IS-IS forms separate adjacencies for level 1 and level 2 neighbors. L1 routers form L1 adjacencies with L1 and L1/L2 neighbors, and L2 routers form L2 adjacencies with L2 and L1/L2 neighbors. Neighboring L1/L2 routers form both an L1 adjacency and an L2 adjacency. An L1 router and an L2 router will not establish an adjacency.

Once an adjacency is established, the Hellos act as keepalives. Each router sends a hold time in its Hellos, informing its neighbors how long they should wait to hear the next Hello before declaring the router dead. The default hold time on Cisco routers is three times the Hello interval and can be changed on a per interface basis with the command isis hello-multiplier.

The IS-IS neighbor table can be observed with the command show clns is-neighbors(Figure 10.7). The first four columns of the display show the System ID of each neighbor, the interface on which the neighbor is located, the state of the adjacency, and the adjacency type. The state will be either Init, indicating that the neighbor is known, but is not adjacent, or Up, indicating that the neighbor is adjacent. The priority is the router priority used for electing a Designated Router on a broadcast network, as described in the next section.

Figure 10.7. The command show clns is-neighbors displays the IS-IS neighbor table.

The sixth column shows the Circuit ID, a one-octet number that the router uses to uniquely identify the IS-IS interface. If the interface is attached to a broadcast multiaccess network, the Circuit ID is concatenated with the System ID of the network's Designated Router, and the complete number is known as the LAN ID. In this usage, the Circuit ID is more correctly called the Pseudonode ID. For example, in Figure 10.7 the LAN ID of the link attached to interface E0 is 0000.0c76.5b7c.02. The System ID of the Designated Router is 0000.0c76.5b7c, and the Pseudonode ID is 02.

The last column indicates the format of the adjacency. For Integrated IS-IS the format will always be Phase V, indicating OSI/DECnet Phase V. The only other adjacency format is DECnet Phase IV.

○ ○ ○

Prompt 1
Can you put the records into a Markdown table with columns "Row" and "Record line," beginning at the first line of the records and stopping after the line that contains "790, 1014, 806]"? Leave out any blank lines.
These records are unrelated to the IS-IS adjacency text.

Page element annotations
○ ○ ○

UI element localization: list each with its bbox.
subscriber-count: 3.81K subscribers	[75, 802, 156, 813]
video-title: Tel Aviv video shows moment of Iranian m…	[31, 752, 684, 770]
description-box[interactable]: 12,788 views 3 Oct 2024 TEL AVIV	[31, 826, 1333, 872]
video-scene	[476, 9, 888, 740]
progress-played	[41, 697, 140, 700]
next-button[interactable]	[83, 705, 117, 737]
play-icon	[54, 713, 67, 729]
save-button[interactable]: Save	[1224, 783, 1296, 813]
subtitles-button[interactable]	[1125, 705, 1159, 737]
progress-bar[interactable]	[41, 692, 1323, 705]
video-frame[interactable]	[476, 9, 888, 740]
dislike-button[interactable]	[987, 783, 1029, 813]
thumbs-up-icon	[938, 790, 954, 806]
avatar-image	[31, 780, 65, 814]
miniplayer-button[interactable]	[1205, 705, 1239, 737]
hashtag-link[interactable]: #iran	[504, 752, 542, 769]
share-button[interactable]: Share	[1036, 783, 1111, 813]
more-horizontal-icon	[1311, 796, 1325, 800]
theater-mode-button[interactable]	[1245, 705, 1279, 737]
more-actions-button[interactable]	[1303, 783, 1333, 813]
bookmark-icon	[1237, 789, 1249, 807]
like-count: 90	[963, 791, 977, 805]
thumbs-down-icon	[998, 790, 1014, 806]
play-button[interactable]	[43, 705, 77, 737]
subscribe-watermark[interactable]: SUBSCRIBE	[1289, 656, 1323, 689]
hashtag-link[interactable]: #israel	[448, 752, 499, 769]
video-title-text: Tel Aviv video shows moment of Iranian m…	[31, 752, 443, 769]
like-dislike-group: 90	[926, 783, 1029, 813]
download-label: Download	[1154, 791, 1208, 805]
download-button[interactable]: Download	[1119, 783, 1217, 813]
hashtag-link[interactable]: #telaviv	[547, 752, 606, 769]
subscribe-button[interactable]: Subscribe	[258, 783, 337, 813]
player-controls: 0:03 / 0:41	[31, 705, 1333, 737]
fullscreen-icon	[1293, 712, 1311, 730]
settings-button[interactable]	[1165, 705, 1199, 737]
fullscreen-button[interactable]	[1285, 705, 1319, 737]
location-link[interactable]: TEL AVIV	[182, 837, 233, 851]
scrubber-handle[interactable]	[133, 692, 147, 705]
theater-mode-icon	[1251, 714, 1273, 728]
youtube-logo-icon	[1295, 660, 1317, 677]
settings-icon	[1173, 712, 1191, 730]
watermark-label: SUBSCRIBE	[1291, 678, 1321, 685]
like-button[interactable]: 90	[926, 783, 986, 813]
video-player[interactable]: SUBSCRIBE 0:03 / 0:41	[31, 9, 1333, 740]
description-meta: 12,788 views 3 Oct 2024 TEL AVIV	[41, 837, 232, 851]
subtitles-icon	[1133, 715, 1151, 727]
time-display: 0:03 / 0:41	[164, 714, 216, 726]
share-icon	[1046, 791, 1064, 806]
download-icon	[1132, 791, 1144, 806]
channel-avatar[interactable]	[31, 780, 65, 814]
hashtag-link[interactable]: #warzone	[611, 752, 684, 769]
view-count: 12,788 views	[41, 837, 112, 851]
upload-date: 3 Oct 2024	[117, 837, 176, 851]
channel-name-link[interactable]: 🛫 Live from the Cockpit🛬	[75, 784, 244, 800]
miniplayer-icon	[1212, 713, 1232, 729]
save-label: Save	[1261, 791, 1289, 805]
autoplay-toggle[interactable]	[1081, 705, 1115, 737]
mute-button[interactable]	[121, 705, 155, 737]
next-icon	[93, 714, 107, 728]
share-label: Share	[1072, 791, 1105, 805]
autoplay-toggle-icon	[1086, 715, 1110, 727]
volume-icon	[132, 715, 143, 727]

○ ○ ○

Prompt 2
Can you give the IS-IS adjacency text again from the words "Once an adjacency" through "command isis hello-multiplier.", substituting "dead interval" for "hold time" wherever it occurs?

Full response 1
| Row | Record line |
|---|---|
| 1 | UI element localization: list each with its bbox. |
| 2 | subscriber-count: 3.81K subscribers	[75, 802, 156, 813] |
| 3 | video-title: Tel Aviv video shows moment of Iranian m…	[31, 752, 684, 770] |
| 4 | description-box[interactable]: 12,788 views 3 Oct 2024 TEL AVIV	[31, 826, 1333, 872] |
| 5 | video-scene	[476, 9, 888, 740] |
| 6 | progress-played	[41, 697, 140, 700] |
| 7 | next-button[interactable]	[83, 705, 117, 737] |
| 8 | play-icon	[54, 713, 67, 729] |
| 9 | save-button[interactable]: Save	[1224, 783, 1296, 813] |
| 10 | subtitles-button[interactable]	[1125, 705, 1159, 737] |
| 11 | progress-bar[interactable]	[41, 692, 1323, 705] |
| 12 | video-frame[interactable]	[476, 9, 888, 740] |
| 13 | dislike-button[interactable]	[987, 783, 1029, 813] |
| 14 | thumbs-up-icon	[938, 790, 954, 806] |
| 15 | avatar-image	[31, 780, 65, 814] |
| 16 | miniplayer-button[interactable]	[1205, 705, 1239, 737] |
| 17 | hashtag-link[interactable]: #iran	[504, 752, 542, 769] |
| 18 | share-button[interactable]: Share	[1036, 783, 1111, 813] |
| 19 | more-horizontal-icon	[1311, 796, 1325, 800] |
| 20 | theater-mode-button[interactable]	[1245, 705, 1279, 737] |
| 21 | more-actions-button[interactable]	[1303, 783, 1333, 813] |
| 22 | bookmark-icon	[1237, 789, 1249, 807] |
| 23 | like-count: 90	[963, 791, 977, 805] |
| 24 | thumbs-down-icon	[998, 790, 1014, 806] |

Full response 2
Once an adjacency is established, the Hellos act as keepalives. Each router sends a dead interval in its Hellos, informing its neighbors how long they should wait to hear the next Hello before declaring the router dead. The default dead interval on Cisco routers is three times the Hello interval and can be changed on a per interface basis with the command isis hello-multiplier.